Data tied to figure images
● ● ● ●

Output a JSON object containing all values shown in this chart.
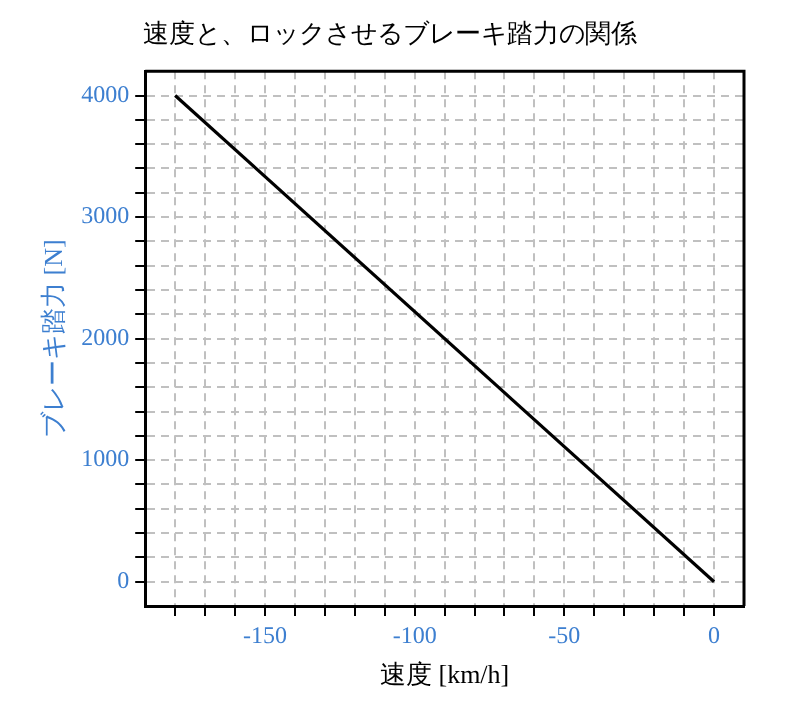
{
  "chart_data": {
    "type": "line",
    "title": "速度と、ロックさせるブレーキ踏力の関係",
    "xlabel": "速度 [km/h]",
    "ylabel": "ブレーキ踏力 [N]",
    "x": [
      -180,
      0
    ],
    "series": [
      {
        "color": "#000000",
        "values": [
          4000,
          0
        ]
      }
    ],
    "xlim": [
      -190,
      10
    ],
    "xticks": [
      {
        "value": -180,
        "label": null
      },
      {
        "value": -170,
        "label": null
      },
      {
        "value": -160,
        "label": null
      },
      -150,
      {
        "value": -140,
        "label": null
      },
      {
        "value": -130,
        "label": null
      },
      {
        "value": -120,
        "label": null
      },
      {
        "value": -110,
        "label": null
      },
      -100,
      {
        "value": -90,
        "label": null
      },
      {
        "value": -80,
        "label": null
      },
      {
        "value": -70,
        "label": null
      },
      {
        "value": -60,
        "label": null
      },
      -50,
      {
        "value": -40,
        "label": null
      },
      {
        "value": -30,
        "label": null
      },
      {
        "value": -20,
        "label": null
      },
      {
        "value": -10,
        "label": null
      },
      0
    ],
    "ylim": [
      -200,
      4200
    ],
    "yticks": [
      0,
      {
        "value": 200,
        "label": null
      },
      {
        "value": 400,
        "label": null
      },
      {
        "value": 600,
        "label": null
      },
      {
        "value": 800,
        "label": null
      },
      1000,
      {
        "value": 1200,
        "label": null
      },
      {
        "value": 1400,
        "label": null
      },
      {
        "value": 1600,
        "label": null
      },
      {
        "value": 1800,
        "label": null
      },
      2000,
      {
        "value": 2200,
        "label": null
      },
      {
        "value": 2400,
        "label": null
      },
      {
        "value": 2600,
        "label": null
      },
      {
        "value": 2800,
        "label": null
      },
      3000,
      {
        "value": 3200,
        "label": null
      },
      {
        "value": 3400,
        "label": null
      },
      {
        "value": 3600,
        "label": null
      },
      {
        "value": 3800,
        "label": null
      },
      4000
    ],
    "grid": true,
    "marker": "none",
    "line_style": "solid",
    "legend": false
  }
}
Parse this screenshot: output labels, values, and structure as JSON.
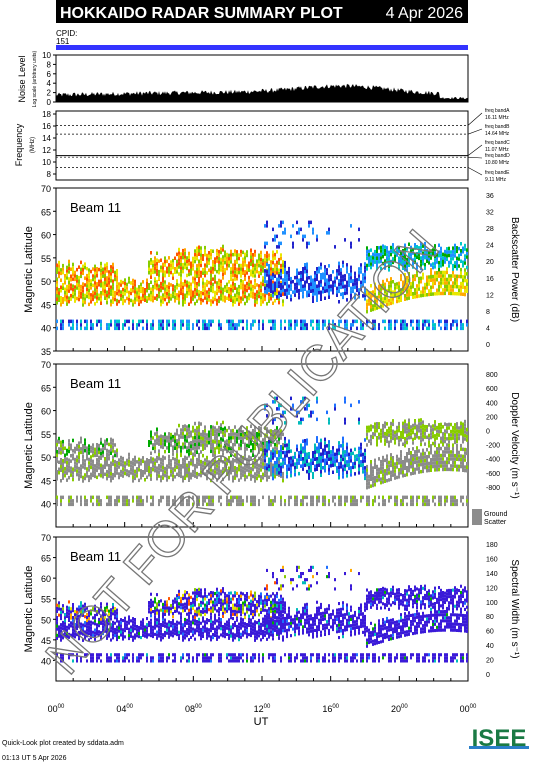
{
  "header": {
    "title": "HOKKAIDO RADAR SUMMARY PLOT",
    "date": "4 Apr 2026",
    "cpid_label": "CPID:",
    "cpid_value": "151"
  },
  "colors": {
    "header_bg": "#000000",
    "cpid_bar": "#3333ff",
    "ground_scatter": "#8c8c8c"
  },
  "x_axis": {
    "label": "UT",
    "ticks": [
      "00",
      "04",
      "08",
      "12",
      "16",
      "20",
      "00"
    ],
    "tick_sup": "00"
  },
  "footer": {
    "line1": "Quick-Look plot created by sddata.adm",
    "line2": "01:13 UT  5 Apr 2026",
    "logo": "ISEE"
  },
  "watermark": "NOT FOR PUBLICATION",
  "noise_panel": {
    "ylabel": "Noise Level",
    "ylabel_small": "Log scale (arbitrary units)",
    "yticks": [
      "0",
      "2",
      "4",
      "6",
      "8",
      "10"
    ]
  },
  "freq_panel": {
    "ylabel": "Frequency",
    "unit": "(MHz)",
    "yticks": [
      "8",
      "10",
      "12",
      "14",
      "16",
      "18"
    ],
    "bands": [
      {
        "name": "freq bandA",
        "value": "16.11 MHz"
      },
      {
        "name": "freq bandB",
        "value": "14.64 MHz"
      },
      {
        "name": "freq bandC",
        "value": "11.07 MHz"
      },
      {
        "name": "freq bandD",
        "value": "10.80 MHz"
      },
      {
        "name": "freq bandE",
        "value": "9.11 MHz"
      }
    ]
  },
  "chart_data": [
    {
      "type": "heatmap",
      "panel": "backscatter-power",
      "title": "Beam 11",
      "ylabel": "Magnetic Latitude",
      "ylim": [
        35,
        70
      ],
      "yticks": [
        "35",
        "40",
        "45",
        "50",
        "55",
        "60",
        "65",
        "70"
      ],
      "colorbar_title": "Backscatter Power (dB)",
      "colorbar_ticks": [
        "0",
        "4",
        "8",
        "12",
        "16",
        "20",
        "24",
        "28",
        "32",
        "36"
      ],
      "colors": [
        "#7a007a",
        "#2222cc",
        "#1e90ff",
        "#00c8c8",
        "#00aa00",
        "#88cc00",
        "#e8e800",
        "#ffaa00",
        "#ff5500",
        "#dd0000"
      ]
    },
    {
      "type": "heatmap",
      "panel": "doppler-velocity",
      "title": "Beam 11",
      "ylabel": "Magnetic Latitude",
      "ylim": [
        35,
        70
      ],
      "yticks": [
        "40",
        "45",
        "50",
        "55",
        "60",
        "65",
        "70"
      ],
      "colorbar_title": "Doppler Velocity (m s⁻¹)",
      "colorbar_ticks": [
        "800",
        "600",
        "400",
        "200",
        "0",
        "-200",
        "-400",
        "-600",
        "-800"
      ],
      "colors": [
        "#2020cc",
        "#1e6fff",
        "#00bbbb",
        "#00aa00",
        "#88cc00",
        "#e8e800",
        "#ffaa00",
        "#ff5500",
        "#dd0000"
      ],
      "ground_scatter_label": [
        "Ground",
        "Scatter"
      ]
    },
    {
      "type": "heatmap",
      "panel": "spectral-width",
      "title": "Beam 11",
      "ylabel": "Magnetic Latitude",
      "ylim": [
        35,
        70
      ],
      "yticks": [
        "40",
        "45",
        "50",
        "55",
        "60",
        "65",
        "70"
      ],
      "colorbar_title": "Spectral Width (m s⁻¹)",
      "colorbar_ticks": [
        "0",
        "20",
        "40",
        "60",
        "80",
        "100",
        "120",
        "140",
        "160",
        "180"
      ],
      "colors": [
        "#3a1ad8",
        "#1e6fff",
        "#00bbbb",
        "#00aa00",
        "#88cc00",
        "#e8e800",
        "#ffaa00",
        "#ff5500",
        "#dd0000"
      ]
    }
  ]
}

● ● ● ●

(Set exercise) Write out each line of the data exactly; the images should be left out.

(Task result)
Output a JSON object containing all values shown in this chart.
{
  "chart_data": {
    "type": "line",
    "title": "速度と、ロックさせるブレーキ踏力の関係",
    "xlabel": "速度 [km/h]",
    "ylabel": "ブレーキ踏力 [N]",
    "x": [
      -180,
      0
    ],
    "series": [
      {
        "color": "#000000",
        "values": [
          4000,
          0
        ]
      }
    ],
    "xlim": [
      -190,
      10
    ],
    "xticks": [
      {
        "value": -180,
        "label": null
      },
      {
        "value": -170,
        "label": null
      },
      {
        "value": -160,
        "label": null
      },
      -150,
      {
        "value": -140,
        "label": null
      },
      {
        "value": -130,
        "label": null
      },
      {
        "value": -120,
        "label": null
      },
      {
        "value": -110,
        "label": null
      },
      -100,
      {
        "value": -90,
        "label": null
      },
      {
        "value": -80,
        "label": null
      },
      {
        "value": -70,
        "label": null
      },
      {
        "value": -60,
        "label": null
      },
      -50,
      {
        "value": -40,
        "label": null
      },
      {
        "value": -30,
        "label": null
      },
      {
        "value": -20,
        "label": null
      },
      {
        "value": -10,
        "label": null
      },
      0
    ],
    "ylim": [
      -200,
      4200
    ],
    "yticks": [
      0,
      {
        "value": 200,
        "label": null
      },
      {
        "value": 400,
        "label": null
      },
      {
        "value": 600,
        "label": null
      },
      {
        "value": 800,
        "label": null
      },
      1000,
      {
        "value": 1200,
        "label": null
      },
      {
        "value": 1400,
        "label": null
      },
      {
        "value": 1600,
        "label": null
      },
      {
        "value": 1800,
        "label": null
      },
      2000,
      {
        "value": 2200,
        "label": null
      },
      {
        "value": 2400,
        "label": null
      },
      {
        "value": 2600,
        "label": null
      },
      {
        "value": 2800,
        "label": null
      },
      3000,
      {
        "value": 3200,
        "label": null
      },
      {
        "value": 3400,
        "label": null
      },
      {
        "value": 3600,
        "label": null
      },
      {
        "value": 3800,
        "label": null
      },
      4000
    ],
    "grid": true,
    "marker": "none",
    "line_style": "solid",
    "legend": false
  }
}
Parse this screenshot: output labels, values, and structure as JSON.
{
  "header": {
    "title": "HOKKAIDO RADAR SUMMARY PLOT",
    "date": "4 Apr 2026",
    "cpid_label": "CPID:",
    "cpid_value": "151"
  },
  "colors": {
    "header_bg": "#000000",
    "cpid_bar": "#3333ff",
    "ground_scatter": "#8c8c8c"
  },
  "x_axis": {
    "label": "UT",
    "ticks": [
      "00",
      "04",
      "08",
      "12",
      "16",
      "20",
      "00"
    ],
    "tick_sup": "00"
  },
  "footer": {
    "line1": "Quick-Look plot created by sddata.adm",
    "line2": "01:13 UT  5 Apr 2026",
    "logo": "ISEE"
  },
  "watermark": "NOT FOR PUBLICATION",
  "noise_panel": {
    "ylabel": "Noise Level",
    "ylabel_small": "Log scale (arbitrary units)",
    "yticks": [
      "0",
      "2",
      "4",
      "6",
      "8",
      "10"
    ]
  },
  "freq_panel": {
    "ylabel": "Frequency",
    "unit": "(MHz)",
    "yticks": [
      "8",
      "10",
      "12",
      "14",
      "16",
      "18"
    ],
    "bands": [
      {
        "name": "freq bandA",
        "value": "16.11 MHz"
      },
      {
        "name": "freq bandB",
        "value": "14.64 MHz"
      },
      {
        "name": "freq bandC",
        "value": "11.07 MHz"
      },
      {
        "name": "freq bandD",
        "value": "10.80 MHz"
      },
      {
        "name": "freq bandE",
        "value": "9.11 MHz"
      }
    ]
  },
  "chart_data": [
    {
      "type": "heatmap",
      "panel": "backscatter-power",
      "title": "Beam 11",
      "ylabel": "Magnetic Latitude",
      "ylim": [
        35,
        70
      ],
      "yticks": [
        "35",
        "40",
        "45",
        "50",
        "55",
        "60",
        "65",
        "70"
      ],
      "colorbar_title": "Backscatter Power (dB)",
      "colorbar_ticks": [
        "0",
        "4",
        "8",
        "12",
        "16",
        "20",
        "24",
        "28",
        "32",
        "36"
      ],
      "colors": [
        "#7a007a",
        "#2222cc",
        "#1e90ff",
        "#00c8c8",
        "#00aa00",
        "#88cc00",
        "#e8e800",
        "#ffaa00",
        "#ff5500",
        "#dd0000"
      ]
    },
    {
      "type": "heatmap",
      "panel": "doppler-velocity",
      "title": "Beam 11",
      "ylabel": "Magnetic Latitude",
      "ylim": [
        35,
        70
      ],
      "yticks": [
        "40",
        "45",
        "50",
        "55",
        "60",
        "65",
        "70"
      ],
      "colorbar_title": "Doppler Velocity (m s⁻¹)",
      "colorbar_ticks": [
        "800",
        "600",
        "400",
        "200",
        "0",
        "-200",
        "-400",
        "-600",
        "-800"
      ],
      "colors": [
        "#2020cc",
        "#1e6fff",
        "#00bbbb",
        "#00aa00",
        "#88cc00",
        "#e8e800",
        "#ffaa00",
        "#ff5500",
        "#dd0000"
      ],
      "ground_scatter_label": [
        "Ground",
        "Scatter"
      ]
    },
    {
      "type": "heatmap",
      "panel": "spectral-width",
      "title": "Beam 11",
      "ylabel": "Magnetic Latitude",
      "ylim": [
        35,
        70
      ],
      "yticks": [
        "40",
        "45",
        "50",
        "55",
        "60",
        "65",
        "70"
      ],
      "colorbar_title": "Spectral Width (m s⁻¹)",
      "colorbar_ticks": [
        "0",
        "20",
        "40",
        "60",
        "80",
        "100",
        "120",
        "140",
        "160",
        "180"
      ],
      "colors": [
        "#3a1ad8",
        "#1e6fff",
        "#00bbbb",
        "#00aa00",
        "#88cc00",
        "#e8e800",
        "#ffaa00",
        "#ff5500",
        "#dd0000"
      ]
    }
  ]
}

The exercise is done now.